## [Objective]
Reply with one number: the count of lines in the data that hold the string "juvenile".

======

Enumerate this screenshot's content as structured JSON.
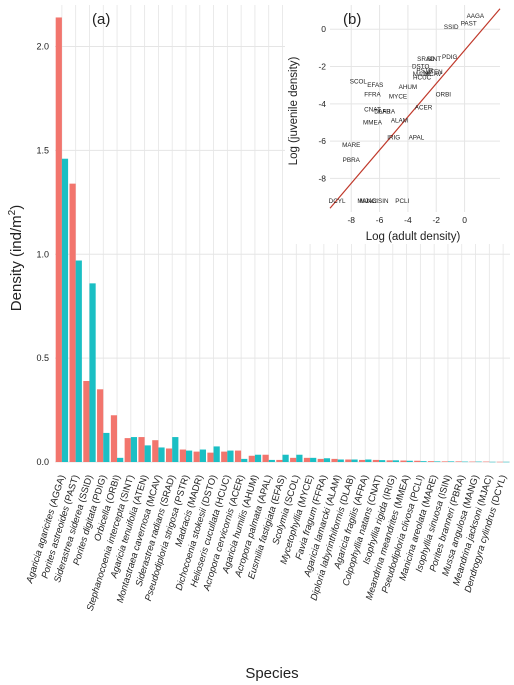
{
  "colors": {
    "adult": "#F2756D",
    "juvenile": "#1ABFC4",
    "grid": "#E5E5E5",
    "fit_line": "#C0392B",
    "axis_text": "#444444"
  },
  "chart_data": [
    {
      "type": "bar",
      "panel_label": "(a)",
      "xlabel": "Species",
      "ylabel": "Density (ind/m",
      "ylabel_sup": "2",
      "ylabel_close": ")",
      "ylim": [
        0,
        2.2
      ],
      "yticks": [
        "0.0",
        "0.5",
        "1.0",
        "1.5",
        "2.0"
      ],
      "grid": true,
      "categories": [
        {
          "italic": "Agaricia agaricites",
          "code": " (AGGA)"
        },
        {
          "italic": "Porites astreoides",
          "code": " (PAST)"
        },
        {
          "italic": "Siderastrea siderea",
          "code": " (SSID)"
        },
        {
          "italic": "Porites digitata",
          "code": " (PDIG)"
        },
        {
          "italic": "Orbicella",
          "code": " (ORBI)"
        },
        {
          "italic": "Stephanocoenia intercepta",
          "code": " (SINT)"
        },
        {
          "italic": "Agaricia tenuifolia",
          "code": " (ATEN)"
        },
        {
          "italic": "Montastraea cavernosa",
          "code": " (MCAV)"
        },
        {
          "italic": "Siderastrea radians",
          "code": " (SRAD)"
        },
        {
          "italic": "Pseudodiploria strigosa",
          "code": " (PSTR)"
        },
        {
          "italic": "Madracis",
          "code": " (MADR)"
        },
        {
          "italic": "Dichocoenia stokesii",
          "code": " (DSTO)"
        },
        {
          "italic": "Helioseris cucullata",
          "code": " (HCUC)"
        },
        {
          "italic": "Acropora cervicornis",
          "code": " (ACER)"
        },
        {
          "italic": "Agaricia humilis",
          "code": " (AHUM)"
        },
        {
          "italic": "Acropora palmata",
          "code": " (APAL)"
        },
        {
          "italic": "Eusmilia fastigiata",
          "code": " (EFAS)"
        },
        {
          "italic": "Scolymia",
          "code": " (SCOL)"
        },
        {
          "italic": "Mycetophyllia",
          "code": " (MYCE)"
        },
        {
          "italic": "Favia fragum",
          "code": " (FFRA)"
        },
        {
          "italic": "Agaricia lamarcki",
          "code": " (ALAM)"
        },
        {
          "italic": "Diploria labyrinthiformis",
          "code": " (DLAB)"
        },
        {
          "italic": "Agaricia fragilis",
          "code": " (AFRA)"
        },
        {
          "italic": "Colpophyllia natans",
          "code": " (CNAT)"
        },
        {
          "italic": "Isophyllia rigida",
          "code": " (IRIG)"
        },
        {
          "italic": "Meandrina meandrites",
          "code": " (MMEA)"
        },
        {
          "italic": "Pseudodiploria clivosa",
          "code": " (PCLI)"
        },
        {
          "italic": "Manicina areolata",
          "code": " (MARE)"
        },
        {
          "italic": "Isophyllia sinuosa",
          "code": " (ISIN)"
        },
        {
          "italic": "Porites branneri",
          "code": " (PBRA)"
        },
        {
          "italic": "Mussa angulosa",
          "code": " (MANG)"
        },
        {
          "italic": "Meandrina jacksoni",
          "code": " (MJAC)"
        },
        {
          "italic": "Dendrogyra cylindrus",
          "code": " (DCYL)"
        }
      ],
      "series": [
        {
          "key": "adult",
          "values": [
            2.14,
            1.34,
            0.39,
            0.35,
            0.225,
            0.115,
            0.12,
            0.105,
            0.065,
            0.06,
            0.05,
            0.045,
            0.05,
            0.055,
            0.03,
            0.035,
            0.01,
            0.02,
            0.02,
            0.015,
            0.015,
            0.012,
            0.01,
            0.01,
            0.008,
            0.007,
            0.006,
            0.004,
            0.003,
            0.003,
            0.002,
            0.002,
            0.001
          ]
        },
        {
          "key": "juvenile",
          "values": [
            1.46,
            0.97,
            0.86,
            0.14,
            0.02,
            0.12,
            0.08,
            0.07,
            0.12,
            0.055,
            0.06,
            0.075,
            0.055,
            0.015,
            0.035,
            0.01,
            0.035,
            0.035,
            0.02,
            0.018,
            0.012,
            0.012,
            0.012,
            0.009,
            0.008,
            0.006,
            0.004,
            0.003,
            0.003,
            0.002,
            0.002,
            0.001,
            0.001
          ]
        }
      ]
    },
    {
      "type": "scatter",
      "panel_label": "(b)",
      "xlabel": "Log (adult density)",
      "ylabel": "Log (juvenile density)",
      "xlim": [
        -9.5,
        2.5
      ],
      "ylim": [
        -9.8,
        1.3
      ],
      "xticks": [
        -8,
        -6,
        -4,
        -2,
        0
      ],
      "yticks": [
        0,
        -2,
        -4,
        -6,
        -8
      ],
      "grid": true,
      "fit_line": {
        "x": [
          -9.5,
          2.5
        ],
        "y": [
          -9.6,
          1.1
        ]
      },
      "points": [
        {
          "label": "AAGA",
          "x": 0.76,
          "y": 0.71
        },
        {
          "label": "PAST",
          "x": 0.29,
          "y": 0.3
        },
        {
          "label": "SSID",
          "x": -0.94,
          "y": 0.12
        },
        {
          "label": "PDIG",
          "x": -1.05,
          "y": -1.5
        },
        {
          "label": "SINT",
          "x": -2.16,
          "y": -1.6
        },
        {
          "label": "SRAD",
          "x": -2.73,
          "y": -1.6
        },
        {
          "label": "ATEN",
          "x": -2.12,
          "y": -2.3
        },
        {
          "label": "MCAV",
          "x": -2.25,
          "y": -2.4
        },
        {
          "label": "DSTO",
          "x": -3.1,
          "y": -2.0
        },
        {
          "label": "PSTR",
          "x": -2.81,
          "y": -2.2
        },
        {
          "label": "MADR",
          "x": -3.0,
          "y": -2.4
        },
        {
          "label": "HCUC",
          "x": -3.0,
          "y": -2.6
        },
        {
          "label": "SCOL",
          "x": -7.5,
          "y": -2.8
        },
        {
          "label": "EFAS",
          "x": -6.3,
          "y": -3.0
        },
        {
          "label": "AHUM",
          "x": -4.0,
          "y": -3.1
        },
        {
          "label": "FFRA",
          "x": -6.5,
          "y": -3.5
        },
        {
          "label": "MYCE",
          "x": -4.7,
          "y": -3.6
        },
        {
          "label": "ORBI",
          "x": -1.5,
          "y": -3.5
        },
        {
          "label": "CNAT",
          "x": -6.5,
          "y": -4.3
        },
        {
          "label": "DLAB",
          "x": -5.8,
          "y": -4.4
        },
        {
          "label": "AFRA",
          "x": -5.5,
          "y": -4.4
        },
        {
          "label": "ACER",
          "x": -2.9,
          "y": -4.2
        },
        {
          "label": "ALAM",
          "x": -4.6,
          "y": -4.9
        },
        {
          "label": "MMEA",
          "x": -6.5,
          "y": -5.0
        },
        {
          "label": "IRIG",
          "x": -5.0,
          "y": -5.8
        },
        {
          "label": "APAL",
          "x": -3.4,
          "y": -5.8
        },
        {
          "label": "MARE",
          "x": -8.0,
          "y": -6.2
        },
        {
          "label": "PBRA",
          "x": -8.0,
          "y": -7.0
        },
        {
          "label": "DCYL",
          "x": -9.0,
          "y": -9.2
        },
        {
          "label": "MANG",
          "x": -6.9,
          "y": -9.2
        },
        {
          "label": "MJAC",
          "x": -6.8,
          "y": -9.2
        },
        {
          "label": "ISIN",
          "x": -5.8,
          "y": -9.2
        },
        {
          "label": "PCLI",
          "x": -4.4,
          "y": -9.2
        }
      ]
    }
  ]
}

======

## [Response below]
3